| Objective |
Below are entries to be transcribed exactly; exclude the pictures from the copy.

| Records supplied |
|---|
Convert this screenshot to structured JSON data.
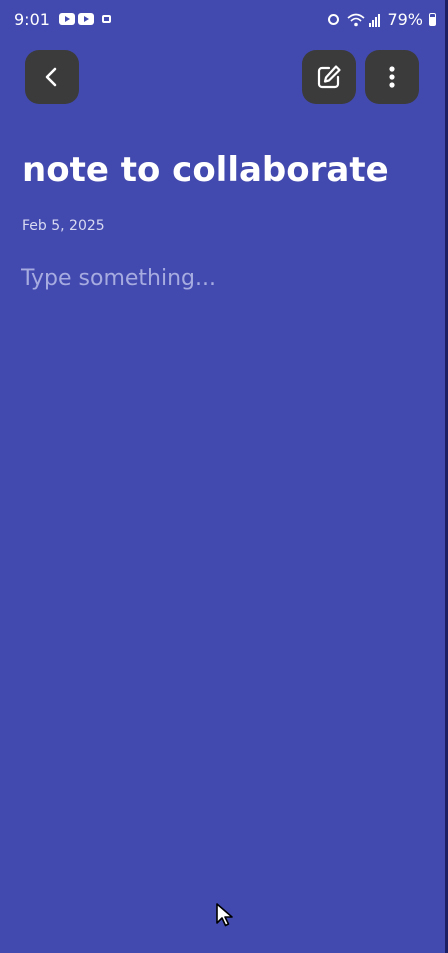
{
  "status_bar": {
    "time": "9:01",
    "battery": "79%"
  },
  "toolbar": {
    "back_icon": "chevron-left-icon",
    "edit_icon": "edit-icon",
    "more_icon": "more-vert-icon",
    "button_color": "#3b3b3b"
  },
  "note": {
    "title": "note to collaborate",
    "date": "Feb 5, 2025",
    "body": "",
    "body_placeholder": "Type something..."
  },
  "colors": {
    "background": "#434aaf",
    "text": "#ffffff",
    "placeholder": "#a6abe0"
  }
}
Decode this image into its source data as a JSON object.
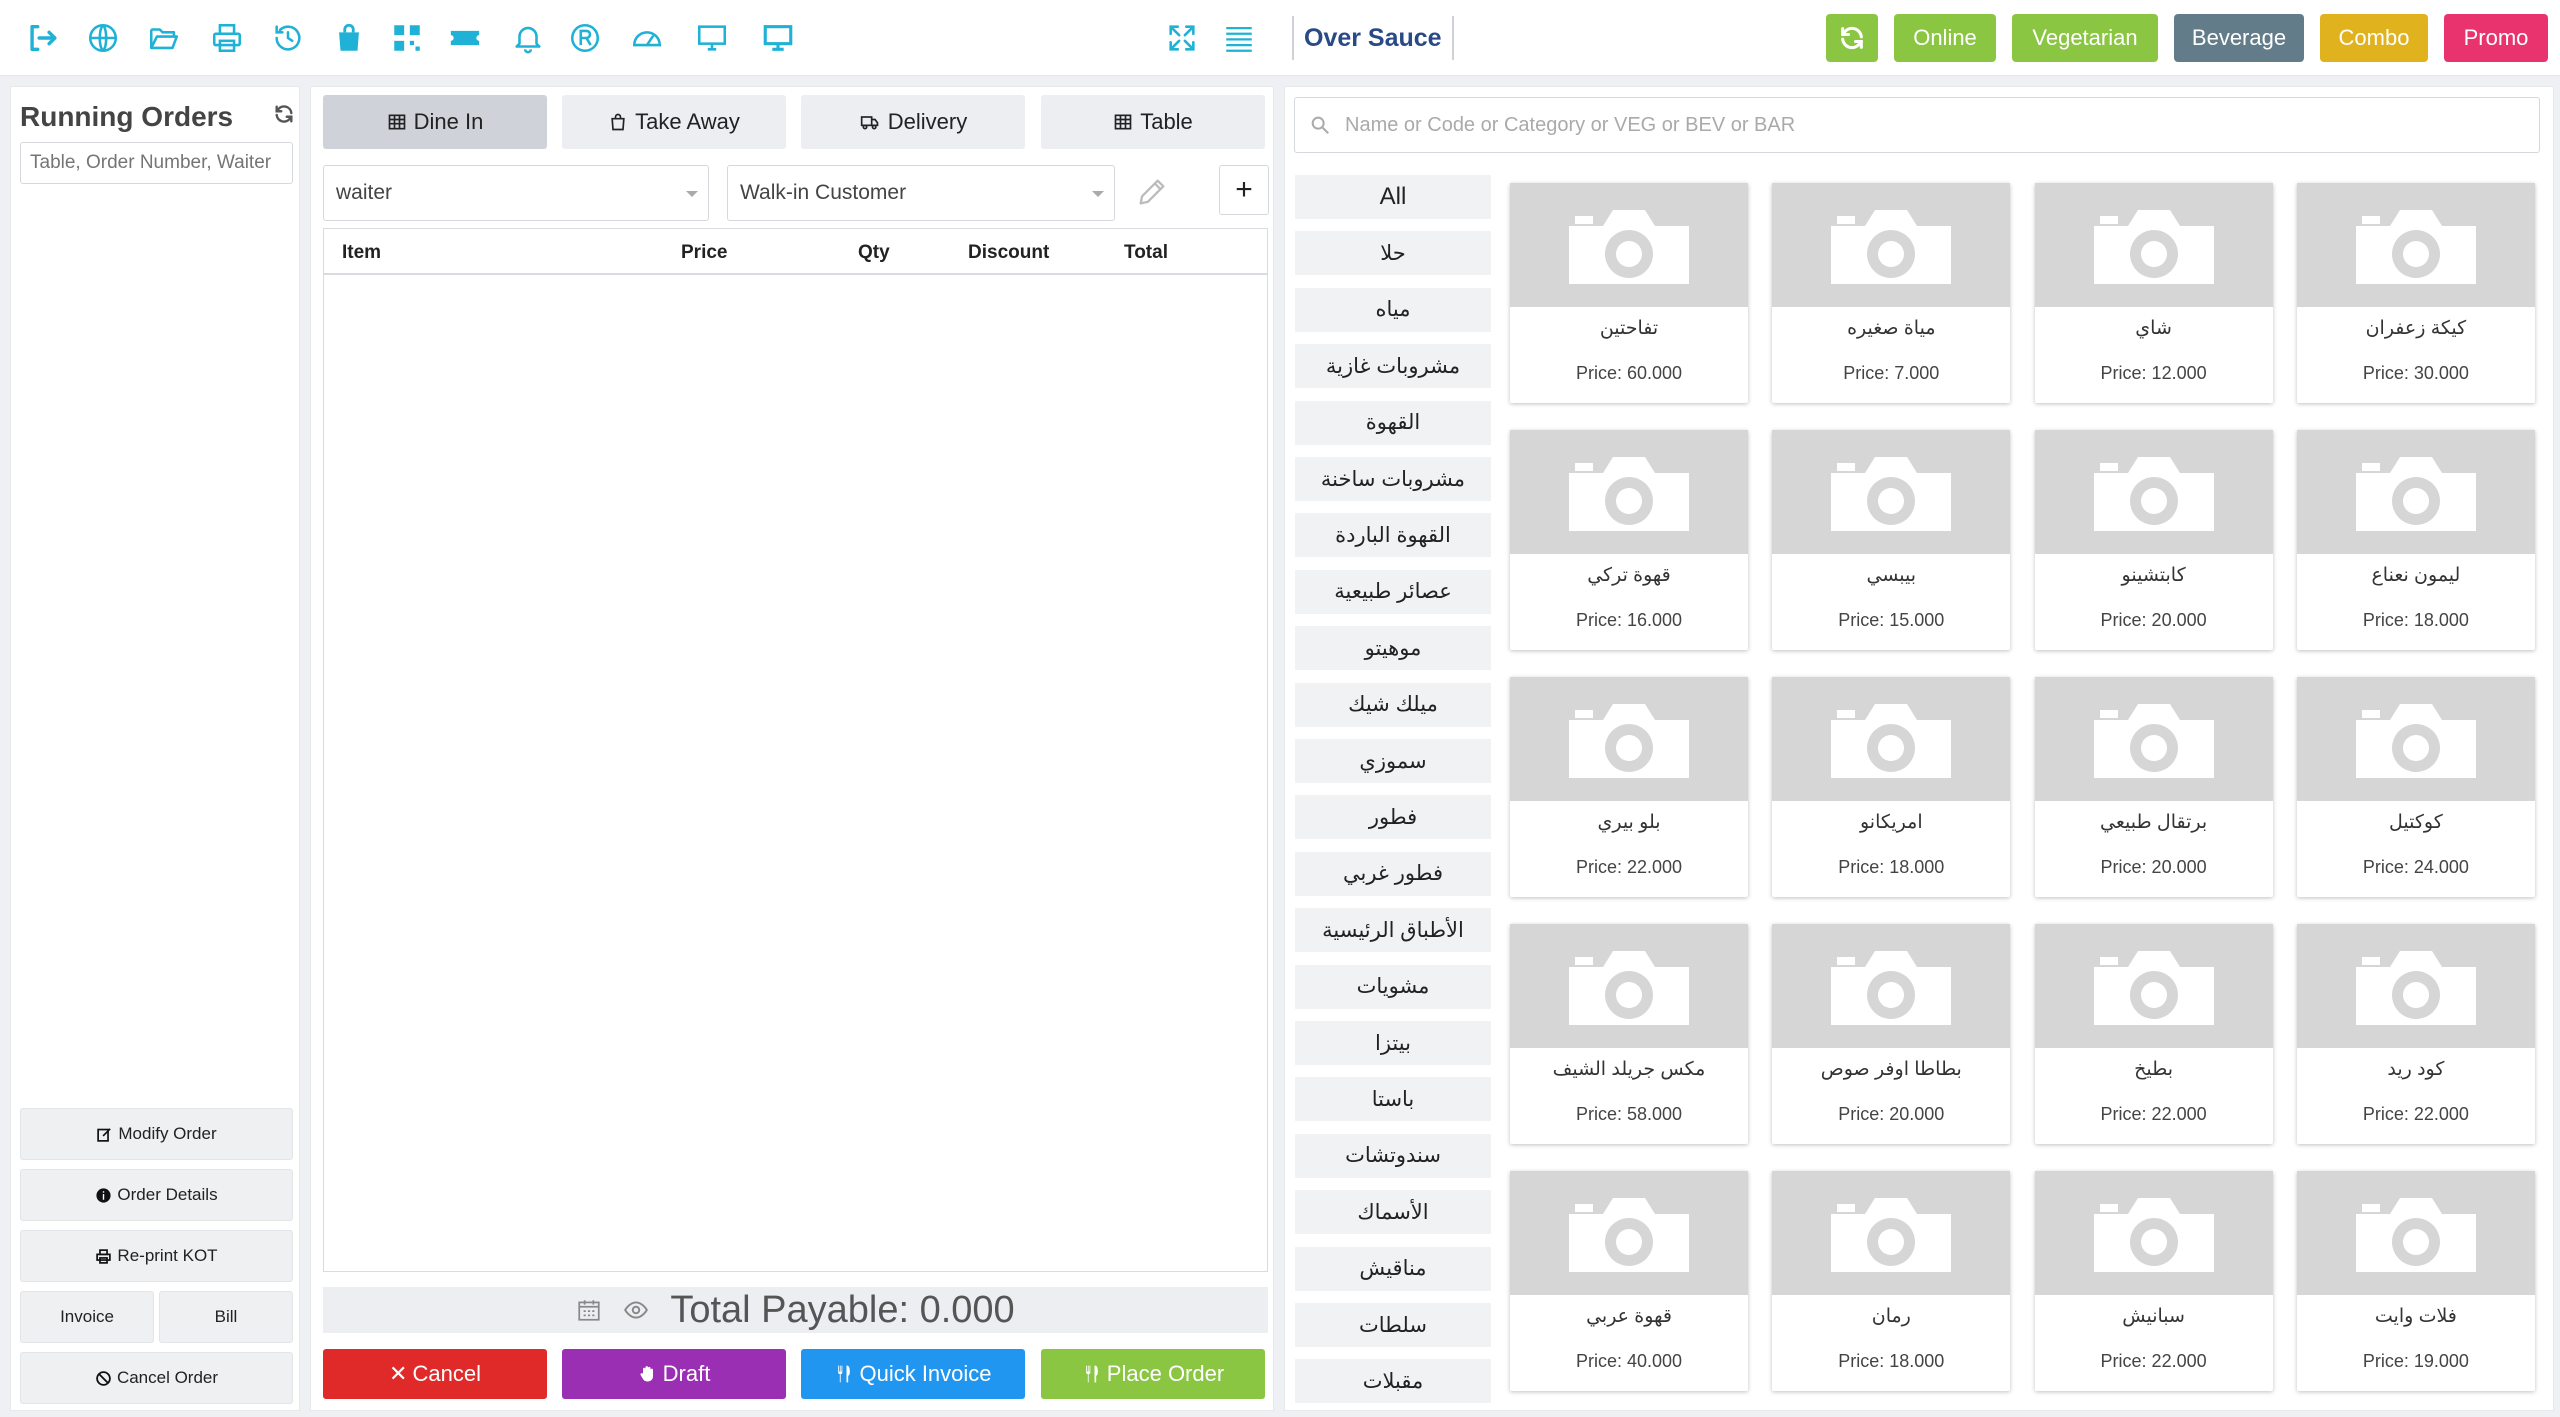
{
  "header": {
    "brand": "Over Sauce",
    "filters": [
      {
        "label": "Online",
        "color": "#8ac641"
      },
      {
        "label": "Vegetarian",
        "color": "#8ac641"
      },
      {
        "label": "Beverage",
        "color": "#637c8a"
      },
      {
        "label": "Combo",
        "color": "#e0b21e"
      },
      {
        "label": "Promo",
        "color": "#e8336e"
      }
    ],
    "refresh_color": "#8ac641"
  },
  "running_orders": {
    "title": "Running Orders",
    "search_placeholder": "Table, Order Number, Waiter",
    "buttons": {
      "modify": "Modify Order",
      "details": "Order Details",
      "reprint": "Re-print KOT",
      "invoice": "Invoice",
      "bill": "Bill",
      "cancel": "Cancel Order"
    }
  },
  "order": {
    "tabs": [
      "Dine In",
      "Take Away",
      "Delivery",
      "Table"
    ],
    "waiter": "waiter",
    "customer": "Walk-in Customer",
    "columns": [
      "Item",
      "Price",
      "Qty",
      "Discount",
      "Total"
    ],
    "total_payable": "Total Payable: 0.000",
    "actions": [
      {
        "label": "Cancel",
        "color": "#e02a2a"
      },
      {
        "label": "Draft",
        "color": "#9a2fb3"
      },
      {
        "label": "Quick Invoice",
        "color": "#2196f0"
      },
      {
        "label": "Place Order",
        "color": "#8ac641"
      }
    ]
  },
  "menu": {
    "search_placeholder": "Name or Code or Category or VEG or BEV or BAR",
    "categories": [
      "All",
      "حلا",
      "مياه",
      "مشروبات غازية",
      "القهوة",
      "مشروبات ساخنة",
      "القهوة الباردة",
      "عصائر طبيعية",
      "موهيتو",
      "ميلك شيك",
      "سموزي",
      "فطور",
      "فطور غربي",
      "الأطباق الرئيسية",
      "مشويات",
      "بيتزا",
      "باستا",
      "سندوتشات",
      "الأسماك",
      "مناقيش",
      "سلطات",
      "مقبلات"
    ],
    "products": [
      {
        "name": "تفاحتين",
        "price": "Price: 60.000"
      },
      {
        "name": "مياة صغيره",
        "price": "Price: 7.000"
      },
      {
        "name": "شاي",
        "price": "Price: 12.000"
      },
      {
        "name": "كيكة زعفران",
        "price": "Price: 30.000"
      },
      {
        "name": "قهوة تركي",
        "price": "Price: 16.000"
      },
      {
        "name": "بيبسي",
        "price": "Price: 15.000"
      },
      {
        "name": "كابتشينو",
        "price": "Price: 20.000"
      },
      {
        "name": "ليمون نعناع",
        "price": "Price: 18.000"
      },
      {
        "name": "بلو بيري",
        "price": "Price: 22.000"
      },
      {
        "name": "امريكانو",
        "price": "Price: 18.000"
      },
      {
        "name": "برتقال طبيعي",
        "price": "Price: 20.000"
      },
      {
        "name": "كوكتيل",
        "price": "Price: 24.000"
      },
      {
        "name": "مكس جريلد الشيف",
        "price": "Price: 58.000"
      },
      {
        "name": "بطاطا اوفر صوص",
        "price": "Price: 20.000"
      },
      {
        "name": "بطيخ",
        "price": "Price: 22.000"
      },
      {
        "name": "كود ريد",
        "price": "Price: 22.000"
      },
      {
        "name": "قهوة عربي",
        "price": "Price: 40.000"
      },
      {
        "name": "رمان",
        "price": "Price: 18.000"
      },
      {
        "name": "سبانيش",
        "price": "Price: 22.000"
      },
      {
        "name": "فلات وايت",
        "price": "Price: 19.000"
      }
    ]
  }
}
|---|
| Correct response |
Convert this screenshot to structured JSON data.
{
  "status_bar": {
    "time": "9:01",
    "battery": "79%"
  },
  "toolbar": {
    "back_icon": "chevron-left-icon",
    "edit_icon": "edit-icon",
    "more_icon": "more-vert-icon",
    "button_color": "#3b3b3b"
  },
  "note": {
    "title": "note to collaborate",
    "date": "Feb 5, 2025",
    "body": "",
    "body_placeholder": "Type something..."
  },
  "colors": {
    "background": "#434aaf",
    "text": "#ffffff",
    "placeholder": "#a6abe0"
  }
}
Decode this image into its source data as a JSON object.
{
  "header": {
    "brand": "Over Sauce",
    "filters": [
      {
        "label": "Online",
        "color": "#8ac641"
      },
      {
        "label": "Vegetarian",
        "color": "#8ac641"
      },
      {
        "label": "Beverage",
        "color": "#637c8a"
      },
      {
        "label": "Combo",
        "color": "#e0b21e"
      },
      {
        "label": "Promo",
        "color": "#e8336e"
      }
    ],
    "refresh_color": "#8ac641"
  },
  "running_orders": {
    "title": "Running Orders",
    "search_placeholder": "Table, Order Number, Waiter",
    "buttons": {
      "modify": "Modify Order",
      "details": "Order Details",
      "reprint": "Re-print KOT",
      "invoice": "Invoice",
      "bill": "Bill",
      "cancel": "Cancel Order"
    }
  },
  "order": {
    "tabs": [
      "Dine In",
      "Take Away",
      "Delivery",
      "Table"
    ],
    "waiter": "waiter",
    "customer": "Walk-in Customer",
    "columns": [
      "Item",
      "Price",
      "Qty",
      "Discount",
      "Total"
    ],
    "total_payable": "Total Payable: 0.000",
    "actions": [
      {
        "label": "Cancel",
        "color": "#e02a2a"
      },
      {
        "label": "Draft",
        "color": "#9a2fb3"
      },
      {
        "label": "Quick Invoice",
        "color": "#2196f0"
      },
      {
        "label": "Place Order",
        "color": "#8ac641"
      }
    ]
  },
  "menu": {
    "search_placeholder": "Name or Code or Category or VEG or BEV or BAR",
    "categories": [
      "All",
      "حلا",
      "مياه",
      "مشروبات غازية",
      "القهوة",
      "مشروبات ساخنة",
      "القهوة الباردة",
      "عصائر طبيعية",
      "موهيتو",
      "ميلك شيك",
      "سموزي",
      "فطور",
      "فطور غربي",
      "الأطباق الرئيسية",
      "مشويات",
      "بيتزا",
      "باستا",
      "سندوتشات",
      "الأسماك",
      "مناقيش",
      "سلطات",
      "مقبلات"
    ],
    "products": [
      {
        "name": "تفاحتين",
        "price": "Price: 60.000"
      },
      {
        "name": "مياة صغيره",
        "price": "Price: 7.000"
      },
      {
        "name": "شاي",
        "price": "Price: 12.000"
      },
      {
        "name": "كيكة زعفران",
        "price": "Price: 30.000"
      },
      {
        "name": "قهوة تركي",
        "price": "Price: 16.000"
      },
      {
        "name": "بيبسي",
        "price": "Price: 15.000"
      },
      {
        "name": "كابتشينو",
        "price": "Price: 20.000"
      },
      {
        "name": "ليمون نعناع",
        "price": "Price: 18.000"
      },
      {
        "name": "بلو بيري",
        "price": "Price: 22.000"
      },
      {
        "name": "امريكانو",
        "price": "Price: 18.000"
      },
      {
        "name": "برتقال طبيعي",
        "price": "Price: 20.000"
      },
      {
        "name": "كوكتيل",
        "price": "Price: 24.000"
      },
      {
        "name": "مكس جريلد الشيف",
        "price": "Price: 58.000"
      },
      {
        "name": "بطاطا اوفر صوص",
        "price": "Price: 20.000"
      },
      {
        "name": "بطيخ",
        "price": "Price: 22.000"
      },
      {
        "name": "كود ريد",
        "price": "Price: 22.000"
      },
      {
        "name": "قهوة عربي",
        "price": "Price: 40.000"
      },
      {
        "name": "رمان",
        "price": "Price: 18.000"
      },
      {
        "name": "سبانيش",
        "price": "Price: 22.000"
      },
      {
        "name": "فلات وايت",
        "price": "Price: 19.000"
      }
    ]
  }
}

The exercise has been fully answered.